GIVEN REQUEST
In the records that follow, locate every line with "average" and extract it.

INPUT RECORDS
§ §
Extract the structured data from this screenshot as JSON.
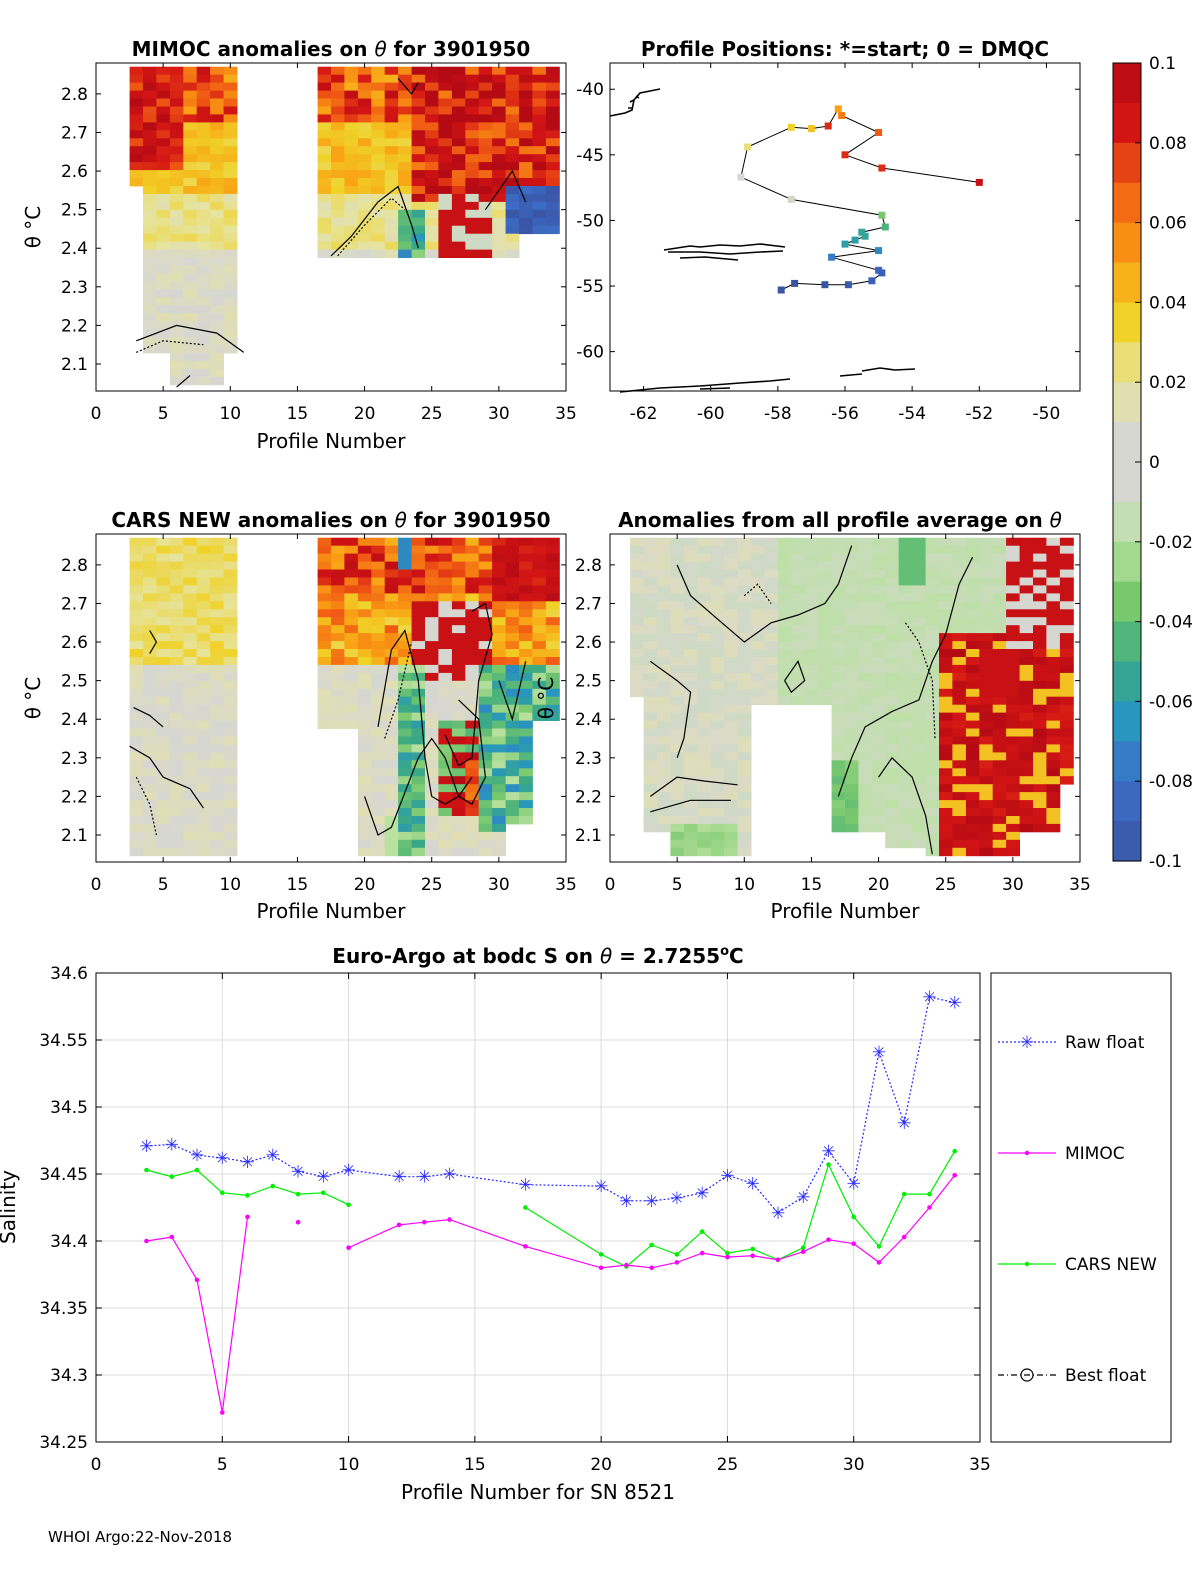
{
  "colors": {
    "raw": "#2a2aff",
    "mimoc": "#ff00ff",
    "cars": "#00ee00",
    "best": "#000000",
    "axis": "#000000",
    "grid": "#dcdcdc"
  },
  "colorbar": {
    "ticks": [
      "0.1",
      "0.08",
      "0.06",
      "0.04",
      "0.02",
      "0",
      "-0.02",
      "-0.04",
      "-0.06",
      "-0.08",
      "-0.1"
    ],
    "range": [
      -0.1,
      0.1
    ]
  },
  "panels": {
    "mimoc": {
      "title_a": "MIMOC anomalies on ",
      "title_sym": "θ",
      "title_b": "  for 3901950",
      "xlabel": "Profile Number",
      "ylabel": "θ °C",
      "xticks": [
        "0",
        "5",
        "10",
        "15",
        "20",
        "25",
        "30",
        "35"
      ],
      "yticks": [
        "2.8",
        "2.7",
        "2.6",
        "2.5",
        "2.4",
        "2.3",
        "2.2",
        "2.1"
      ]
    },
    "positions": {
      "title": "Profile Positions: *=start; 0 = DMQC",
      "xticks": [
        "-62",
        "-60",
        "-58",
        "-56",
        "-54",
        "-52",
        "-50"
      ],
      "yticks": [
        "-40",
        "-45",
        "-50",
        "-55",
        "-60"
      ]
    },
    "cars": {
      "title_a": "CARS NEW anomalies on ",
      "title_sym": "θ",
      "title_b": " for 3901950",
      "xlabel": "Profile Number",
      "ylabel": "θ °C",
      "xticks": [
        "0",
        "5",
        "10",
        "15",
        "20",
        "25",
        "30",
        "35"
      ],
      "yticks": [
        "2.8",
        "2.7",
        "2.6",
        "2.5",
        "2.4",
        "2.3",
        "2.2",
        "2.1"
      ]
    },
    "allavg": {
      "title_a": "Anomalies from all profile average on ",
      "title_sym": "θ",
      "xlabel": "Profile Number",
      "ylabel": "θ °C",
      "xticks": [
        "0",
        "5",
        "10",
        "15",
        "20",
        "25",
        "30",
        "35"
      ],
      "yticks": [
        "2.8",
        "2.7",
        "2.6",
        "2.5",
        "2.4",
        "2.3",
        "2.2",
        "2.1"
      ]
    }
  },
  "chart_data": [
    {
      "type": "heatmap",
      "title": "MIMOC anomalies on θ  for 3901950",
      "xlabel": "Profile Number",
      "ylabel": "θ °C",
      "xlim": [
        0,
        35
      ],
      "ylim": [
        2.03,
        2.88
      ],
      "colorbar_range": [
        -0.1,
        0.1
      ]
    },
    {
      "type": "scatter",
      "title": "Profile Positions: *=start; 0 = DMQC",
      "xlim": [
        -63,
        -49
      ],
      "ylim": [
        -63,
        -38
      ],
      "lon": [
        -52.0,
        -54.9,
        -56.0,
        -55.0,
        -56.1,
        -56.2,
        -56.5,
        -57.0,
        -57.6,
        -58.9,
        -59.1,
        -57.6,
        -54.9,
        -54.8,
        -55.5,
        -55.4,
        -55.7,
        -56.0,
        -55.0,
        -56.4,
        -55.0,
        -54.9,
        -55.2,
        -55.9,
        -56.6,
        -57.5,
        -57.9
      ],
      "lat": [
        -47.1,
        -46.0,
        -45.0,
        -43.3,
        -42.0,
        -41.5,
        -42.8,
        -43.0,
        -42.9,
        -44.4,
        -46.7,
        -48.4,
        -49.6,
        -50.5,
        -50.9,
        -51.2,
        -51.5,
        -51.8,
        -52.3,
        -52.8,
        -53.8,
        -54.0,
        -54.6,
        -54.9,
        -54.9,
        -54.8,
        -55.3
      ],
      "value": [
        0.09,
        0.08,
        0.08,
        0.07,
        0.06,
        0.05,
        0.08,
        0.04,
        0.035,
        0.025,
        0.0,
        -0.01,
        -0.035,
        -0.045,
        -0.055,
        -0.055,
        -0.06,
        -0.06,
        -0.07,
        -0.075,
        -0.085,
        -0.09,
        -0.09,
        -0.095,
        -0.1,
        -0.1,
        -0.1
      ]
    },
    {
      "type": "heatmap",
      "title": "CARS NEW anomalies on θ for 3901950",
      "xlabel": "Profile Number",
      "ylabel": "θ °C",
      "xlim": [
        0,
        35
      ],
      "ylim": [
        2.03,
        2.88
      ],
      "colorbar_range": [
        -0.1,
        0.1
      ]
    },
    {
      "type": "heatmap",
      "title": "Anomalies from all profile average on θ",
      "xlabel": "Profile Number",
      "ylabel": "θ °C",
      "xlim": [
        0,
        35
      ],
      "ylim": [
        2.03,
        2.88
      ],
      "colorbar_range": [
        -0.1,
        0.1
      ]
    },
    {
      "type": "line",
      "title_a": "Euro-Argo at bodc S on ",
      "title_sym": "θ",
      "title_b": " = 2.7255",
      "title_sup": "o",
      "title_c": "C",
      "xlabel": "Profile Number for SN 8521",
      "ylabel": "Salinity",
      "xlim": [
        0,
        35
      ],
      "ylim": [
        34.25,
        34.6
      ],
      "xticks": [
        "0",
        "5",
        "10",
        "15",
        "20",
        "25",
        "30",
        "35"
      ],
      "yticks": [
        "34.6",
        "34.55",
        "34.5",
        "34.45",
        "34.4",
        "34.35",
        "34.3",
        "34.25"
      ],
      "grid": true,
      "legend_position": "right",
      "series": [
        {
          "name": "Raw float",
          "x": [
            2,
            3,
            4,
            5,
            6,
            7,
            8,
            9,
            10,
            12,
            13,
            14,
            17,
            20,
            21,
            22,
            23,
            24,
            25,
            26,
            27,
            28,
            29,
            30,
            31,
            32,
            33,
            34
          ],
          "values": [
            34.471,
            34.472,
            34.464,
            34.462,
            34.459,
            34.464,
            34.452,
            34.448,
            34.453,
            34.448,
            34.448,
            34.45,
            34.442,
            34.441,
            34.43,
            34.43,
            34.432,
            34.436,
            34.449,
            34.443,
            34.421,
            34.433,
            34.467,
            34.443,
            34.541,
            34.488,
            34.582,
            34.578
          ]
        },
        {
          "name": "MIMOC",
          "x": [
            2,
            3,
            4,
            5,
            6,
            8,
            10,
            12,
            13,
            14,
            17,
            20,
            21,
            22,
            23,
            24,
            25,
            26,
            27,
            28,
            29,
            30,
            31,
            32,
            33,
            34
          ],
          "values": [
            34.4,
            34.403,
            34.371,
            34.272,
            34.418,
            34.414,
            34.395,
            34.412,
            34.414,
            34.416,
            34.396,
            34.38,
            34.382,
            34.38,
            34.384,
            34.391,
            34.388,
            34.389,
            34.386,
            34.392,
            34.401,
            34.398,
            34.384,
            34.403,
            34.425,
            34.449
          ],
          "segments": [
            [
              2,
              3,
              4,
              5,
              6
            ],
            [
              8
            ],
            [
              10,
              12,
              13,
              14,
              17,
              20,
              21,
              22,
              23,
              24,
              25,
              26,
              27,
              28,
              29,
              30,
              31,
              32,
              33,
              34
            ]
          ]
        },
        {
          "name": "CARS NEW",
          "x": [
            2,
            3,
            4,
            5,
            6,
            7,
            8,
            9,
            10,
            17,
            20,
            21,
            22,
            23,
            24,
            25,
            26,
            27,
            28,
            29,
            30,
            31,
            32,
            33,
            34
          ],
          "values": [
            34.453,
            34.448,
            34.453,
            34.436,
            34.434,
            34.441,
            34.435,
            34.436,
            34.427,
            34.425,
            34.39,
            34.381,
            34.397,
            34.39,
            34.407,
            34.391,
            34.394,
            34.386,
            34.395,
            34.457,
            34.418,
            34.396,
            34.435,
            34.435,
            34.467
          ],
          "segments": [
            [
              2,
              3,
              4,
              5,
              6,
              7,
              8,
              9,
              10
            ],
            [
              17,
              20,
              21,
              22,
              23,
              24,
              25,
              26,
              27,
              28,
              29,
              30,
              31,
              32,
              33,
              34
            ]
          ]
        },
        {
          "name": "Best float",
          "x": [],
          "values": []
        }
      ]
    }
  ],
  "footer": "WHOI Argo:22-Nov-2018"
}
§ §
EXERCISE ANSWER
      "title_a": "Anomalies from all profile average on ",
      "title": "Anomalies from all profile average on θ",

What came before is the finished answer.